BUT, if I have the following configuration in NuGet.Config and .csproj file, is the second error condition even necessary?
NuGet.Config file:
<configuration>
<packageRestore>
<!-- Allow NuGet to download missing packages -->
<add key="enabled" value="True" />
<!-- Automatically check for missing packages during build in Visual Studio -->
<add key="automatic" value="True" />
</packageRestore>
...
</configuration>
.csproj file:
<RestorePackages>true</RestorePackages>
As far as I understand, NuGet will then restore the missing packages BEFORE the build even starts. The second error condition will essentially break the build for no reason at all.
Note: I am using Visual Studio 2013 and NuGet 2.8.
It depends on how the restore is done and which version of NuGet you have installed. It looks like the error messages are trying to cover three scenarios:
Building without the MSBuild based package restore enabled (which is configured inside Visual Studio by right clicking the solution and selecting Enable Package restore).
Building outside of Visual Studio when the MSBuild based package restore is not enabled.
Building with Visual Studio using an old version of NuGet which does not support the automatic restore before a build.
If you are using the MSBuild based package restore then the restore will occur during the build and the PostSharp files will not be imported at this point so the $(PostSharp30Imported) will be empty and the second error message will be displayed. At least I suspect that is the case.
If you building from the command line and not using the MSBuild based package restore then you would see the first error message if the NuGet packages were missing.
If you are not using the MSBuild based package restore, and are building from within Visual Studio with a recent version of NuGet, then you are correct that the packages will be restored before anything is built at all. So the PostSharp imports should be available to MSBuild before it is even executed.
As PostSharp dlls are required during msbuild loading (so targets referencing this dlls are available during build) they must be available during final call to msbuild.

**SUPPLIED MATERIAL**
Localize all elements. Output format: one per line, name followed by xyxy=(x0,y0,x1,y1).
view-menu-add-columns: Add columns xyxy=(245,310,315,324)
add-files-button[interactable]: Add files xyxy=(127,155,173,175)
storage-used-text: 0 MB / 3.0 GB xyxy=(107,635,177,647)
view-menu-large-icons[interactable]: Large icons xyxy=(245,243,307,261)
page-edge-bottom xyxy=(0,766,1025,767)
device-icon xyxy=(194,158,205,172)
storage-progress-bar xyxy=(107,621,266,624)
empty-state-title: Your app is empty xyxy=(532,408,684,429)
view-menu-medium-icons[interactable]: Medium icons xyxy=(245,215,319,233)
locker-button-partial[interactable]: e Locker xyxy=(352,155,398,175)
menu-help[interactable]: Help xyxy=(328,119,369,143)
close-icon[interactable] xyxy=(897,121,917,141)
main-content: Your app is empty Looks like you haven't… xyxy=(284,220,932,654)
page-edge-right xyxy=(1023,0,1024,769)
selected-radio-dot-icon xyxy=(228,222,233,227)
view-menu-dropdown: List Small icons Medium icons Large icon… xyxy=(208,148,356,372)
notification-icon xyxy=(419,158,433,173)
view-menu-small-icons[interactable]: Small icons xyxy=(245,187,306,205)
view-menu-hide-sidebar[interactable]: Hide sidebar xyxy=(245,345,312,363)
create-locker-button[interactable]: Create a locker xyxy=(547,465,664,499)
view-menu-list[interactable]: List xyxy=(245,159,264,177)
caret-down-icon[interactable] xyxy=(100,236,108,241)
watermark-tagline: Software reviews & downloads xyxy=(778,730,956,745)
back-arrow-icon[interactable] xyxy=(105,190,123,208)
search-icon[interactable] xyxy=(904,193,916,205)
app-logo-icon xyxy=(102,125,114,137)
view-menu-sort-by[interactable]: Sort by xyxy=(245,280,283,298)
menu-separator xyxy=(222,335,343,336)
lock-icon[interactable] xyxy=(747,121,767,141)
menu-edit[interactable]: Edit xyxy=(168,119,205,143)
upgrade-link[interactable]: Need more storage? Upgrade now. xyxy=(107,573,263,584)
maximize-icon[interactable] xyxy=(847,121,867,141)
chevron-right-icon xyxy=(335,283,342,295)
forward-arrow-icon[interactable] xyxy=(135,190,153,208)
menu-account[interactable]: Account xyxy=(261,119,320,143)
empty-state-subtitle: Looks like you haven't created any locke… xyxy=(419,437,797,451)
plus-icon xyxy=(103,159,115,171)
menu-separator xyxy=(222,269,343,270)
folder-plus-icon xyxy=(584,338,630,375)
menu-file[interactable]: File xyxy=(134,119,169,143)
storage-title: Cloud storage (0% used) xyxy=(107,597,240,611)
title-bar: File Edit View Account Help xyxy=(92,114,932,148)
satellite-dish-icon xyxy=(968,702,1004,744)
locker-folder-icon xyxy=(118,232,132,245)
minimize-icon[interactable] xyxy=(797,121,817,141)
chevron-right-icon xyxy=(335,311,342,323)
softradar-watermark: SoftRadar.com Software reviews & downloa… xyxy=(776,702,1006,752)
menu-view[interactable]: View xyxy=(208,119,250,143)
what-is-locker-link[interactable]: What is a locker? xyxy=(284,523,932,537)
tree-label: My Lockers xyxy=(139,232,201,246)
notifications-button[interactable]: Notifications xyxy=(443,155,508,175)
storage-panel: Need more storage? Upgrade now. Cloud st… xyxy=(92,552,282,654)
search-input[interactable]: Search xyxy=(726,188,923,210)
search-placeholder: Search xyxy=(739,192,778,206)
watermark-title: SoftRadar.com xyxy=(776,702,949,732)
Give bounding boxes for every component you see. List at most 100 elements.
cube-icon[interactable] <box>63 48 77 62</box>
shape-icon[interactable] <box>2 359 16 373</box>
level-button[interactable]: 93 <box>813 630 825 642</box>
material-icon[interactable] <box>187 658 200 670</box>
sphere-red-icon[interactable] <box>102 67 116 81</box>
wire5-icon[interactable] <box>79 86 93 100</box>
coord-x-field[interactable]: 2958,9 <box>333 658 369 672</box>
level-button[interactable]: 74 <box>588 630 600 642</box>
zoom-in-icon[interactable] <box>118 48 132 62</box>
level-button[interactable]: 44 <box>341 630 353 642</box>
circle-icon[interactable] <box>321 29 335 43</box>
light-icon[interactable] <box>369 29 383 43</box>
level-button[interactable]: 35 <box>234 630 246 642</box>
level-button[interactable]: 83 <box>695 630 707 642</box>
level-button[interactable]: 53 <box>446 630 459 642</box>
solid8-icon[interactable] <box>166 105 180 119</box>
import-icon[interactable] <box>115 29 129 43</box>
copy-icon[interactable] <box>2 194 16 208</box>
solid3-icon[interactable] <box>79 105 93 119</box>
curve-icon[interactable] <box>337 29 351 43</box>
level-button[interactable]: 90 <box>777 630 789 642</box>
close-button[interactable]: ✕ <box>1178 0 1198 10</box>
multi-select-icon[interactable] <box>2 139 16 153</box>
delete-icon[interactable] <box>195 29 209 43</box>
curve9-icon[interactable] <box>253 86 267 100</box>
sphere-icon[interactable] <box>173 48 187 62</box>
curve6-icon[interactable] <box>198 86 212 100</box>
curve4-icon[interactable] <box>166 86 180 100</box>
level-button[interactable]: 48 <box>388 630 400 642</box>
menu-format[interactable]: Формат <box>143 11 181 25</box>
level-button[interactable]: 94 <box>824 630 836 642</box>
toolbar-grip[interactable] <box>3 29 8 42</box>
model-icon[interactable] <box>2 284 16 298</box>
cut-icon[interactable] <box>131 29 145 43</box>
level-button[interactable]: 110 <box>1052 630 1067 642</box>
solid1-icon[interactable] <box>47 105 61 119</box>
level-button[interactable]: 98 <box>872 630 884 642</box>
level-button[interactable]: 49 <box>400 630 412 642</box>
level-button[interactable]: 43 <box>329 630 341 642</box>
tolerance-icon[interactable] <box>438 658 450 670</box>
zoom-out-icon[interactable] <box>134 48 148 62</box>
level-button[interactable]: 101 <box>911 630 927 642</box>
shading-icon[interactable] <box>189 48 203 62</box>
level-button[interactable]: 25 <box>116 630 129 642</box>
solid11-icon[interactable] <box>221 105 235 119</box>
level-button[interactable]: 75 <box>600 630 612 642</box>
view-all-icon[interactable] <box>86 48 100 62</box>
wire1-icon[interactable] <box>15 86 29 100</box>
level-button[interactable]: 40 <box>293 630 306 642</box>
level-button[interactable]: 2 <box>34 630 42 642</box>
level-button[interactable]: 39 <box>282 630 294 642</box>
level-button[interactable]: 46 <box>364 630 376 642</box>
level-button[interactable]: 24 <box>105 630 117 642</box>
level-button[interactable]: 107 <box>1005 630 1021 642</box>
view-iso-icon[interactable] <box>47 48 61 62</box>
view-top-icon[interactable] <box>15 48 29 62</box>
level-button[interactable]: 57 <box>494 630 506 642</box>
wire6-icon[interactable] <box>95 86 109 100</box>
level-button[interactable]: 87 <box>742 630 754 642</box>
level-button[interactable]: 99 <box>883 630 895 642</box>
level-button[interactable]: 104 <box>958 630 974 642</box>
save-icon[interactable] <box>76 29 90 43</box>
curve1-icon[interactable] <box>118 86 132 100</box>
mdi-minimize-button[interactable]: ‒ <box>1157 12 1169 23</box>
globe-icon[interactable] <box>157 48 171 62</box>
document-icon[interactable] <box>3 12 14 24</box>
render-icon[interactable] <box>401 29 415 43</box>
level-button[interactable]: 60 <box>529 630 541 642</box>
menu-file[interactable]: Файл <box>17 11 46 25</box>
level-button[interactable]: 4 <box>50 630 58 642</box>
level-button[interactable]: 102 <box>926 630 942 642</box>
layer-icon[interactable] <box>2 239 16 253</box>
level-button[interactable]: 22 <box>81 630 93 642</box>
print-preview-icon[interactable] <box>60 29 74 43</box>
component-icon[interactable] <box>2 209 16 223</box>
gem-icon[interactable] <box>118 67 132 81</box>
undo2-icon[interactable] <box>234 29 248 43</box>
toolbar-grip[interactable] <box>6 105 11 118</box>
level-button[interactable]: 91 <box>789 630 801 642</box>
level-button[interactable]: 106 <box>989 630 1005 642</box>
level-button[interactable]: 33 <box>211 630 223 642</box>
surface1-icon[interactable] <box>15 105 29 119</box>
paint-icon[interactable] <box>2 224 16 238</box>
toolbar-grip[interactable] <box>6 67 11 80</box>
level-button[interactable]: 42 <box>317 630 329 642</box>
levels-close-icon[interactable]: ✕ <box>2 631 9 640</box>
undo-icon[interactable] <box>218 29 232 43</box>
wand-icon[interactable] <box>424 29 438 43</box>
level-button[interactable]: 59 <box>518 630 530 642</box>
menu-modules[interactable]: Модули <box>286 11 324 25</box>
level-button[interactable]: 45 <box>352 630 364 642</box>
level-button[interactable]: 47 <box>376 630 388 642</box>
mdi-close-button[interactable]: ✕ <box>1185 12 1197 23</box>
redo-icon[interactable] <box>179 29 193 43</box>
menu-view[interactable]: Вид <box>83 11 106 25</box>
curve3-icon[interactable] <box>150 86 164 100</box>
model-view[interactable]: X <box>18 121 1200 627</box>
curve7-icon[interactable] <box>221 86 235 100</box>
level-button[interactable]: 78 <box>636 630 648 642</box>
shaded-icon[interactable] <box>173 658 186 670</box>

**TASK GOAL**
Reproduce the NuGet restore discussion word for word, starting at "</configuration>" and ending at "is not enabled.". The data comes from a different source than the NuGet restore discussion.

**TASK SOLUTION**
</configuration>
.csproj file:
<RestorePackages>true</RestorePackages>
As far as I understand, NuGet will then restore the missing packages BEFORE the build even starts. The second error condition will essentially break the build for no reason at all.
Note: I am using Visual Studio 2013 and NuGet 2.8.
It depends on how the restore is done and which version of NuGet you have installed. It looks like the error messages are trying to cover three scenarios:
Building without the MSBuild based package restore enabled (which is configured inside Visual Studio by right clicking the solution and selecting Enable Package restore).
Building outside of Visual Studio when the MSBuild based package restore is not enabled.